◆ **WHAT IS BEING ASKED**
Scan the material below for the string "updated", and copy every line where it shows up.

◆ **ENTRIES PROVIDED**
◆ ◆ ◆

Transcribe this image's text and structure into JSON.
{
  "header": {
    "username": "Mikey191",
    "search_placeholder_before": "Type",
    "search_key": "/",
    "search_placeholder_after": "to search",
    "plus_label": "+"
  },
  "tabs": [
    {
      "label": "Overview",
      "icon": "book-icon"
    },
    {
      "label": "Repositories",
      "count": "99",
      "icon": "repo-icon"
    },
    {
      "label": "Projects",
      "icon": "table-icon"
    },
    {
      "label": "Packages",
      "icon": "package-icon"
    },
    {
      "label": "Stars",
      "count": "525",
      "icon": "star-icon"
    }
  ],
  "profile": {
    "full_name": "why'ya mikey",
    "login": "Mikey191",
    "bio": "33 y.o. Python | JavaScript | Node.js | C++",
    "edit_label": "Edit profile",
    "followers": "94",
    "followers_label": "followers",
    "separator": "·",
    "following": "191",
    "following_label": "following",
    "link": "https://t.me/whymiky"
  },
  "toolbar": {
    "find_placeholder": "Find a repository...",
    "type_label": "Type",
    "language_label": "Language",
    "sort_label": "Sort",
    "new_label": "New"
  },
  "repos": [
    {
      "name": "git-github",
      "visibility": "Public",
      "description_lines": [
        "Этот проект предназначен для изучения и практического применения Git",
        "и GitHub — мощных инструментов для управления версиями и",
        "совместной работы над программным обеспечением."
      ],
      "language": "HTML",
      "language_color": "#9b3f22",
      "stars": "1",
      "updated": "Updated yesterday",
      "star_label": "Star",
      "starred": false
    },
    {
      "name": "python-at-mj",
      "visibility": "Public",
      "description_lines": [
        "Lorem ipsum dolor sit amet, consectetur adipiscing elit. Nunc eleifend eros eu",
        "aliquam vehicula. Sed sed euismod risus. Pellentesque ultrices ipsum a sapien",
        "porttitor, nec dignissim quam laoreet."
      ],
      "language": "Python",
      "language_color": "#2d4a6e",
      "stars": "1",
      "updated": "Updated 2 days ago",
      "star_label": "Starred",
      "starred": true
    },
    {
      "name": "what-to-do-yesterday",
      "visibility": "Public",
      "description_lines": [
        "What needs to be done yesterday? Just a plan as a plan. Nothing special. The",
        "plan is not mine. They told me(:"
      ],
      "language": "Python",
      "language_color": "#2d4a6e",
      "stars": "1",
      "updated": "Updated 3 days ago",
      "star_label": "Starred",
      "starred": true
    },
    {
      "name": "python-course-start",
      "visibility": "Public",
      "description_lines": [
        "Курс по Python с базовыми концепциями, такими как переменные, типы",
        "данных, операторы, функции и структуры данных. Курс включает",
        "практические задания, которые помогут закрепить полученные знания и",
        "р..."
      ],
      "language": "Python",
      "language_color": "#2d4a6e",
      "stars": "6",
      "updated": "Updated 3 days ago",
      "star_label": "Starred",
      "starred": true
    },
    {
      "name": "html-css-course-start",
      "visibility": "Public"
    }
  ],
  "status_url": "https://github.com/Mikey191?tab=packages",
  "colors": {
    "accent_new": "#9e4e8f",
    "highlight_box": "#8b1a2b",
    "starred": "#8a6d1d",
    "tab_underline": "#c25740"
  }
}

◆ ◆ ◆

◆ **EXERCISE RESULT**
      "updated": "Updated yesterday",
      "updated": "Updated 2 days ago",
      "updated": "Updated 3 days ago",
      "updated": "Updated 3 days ago",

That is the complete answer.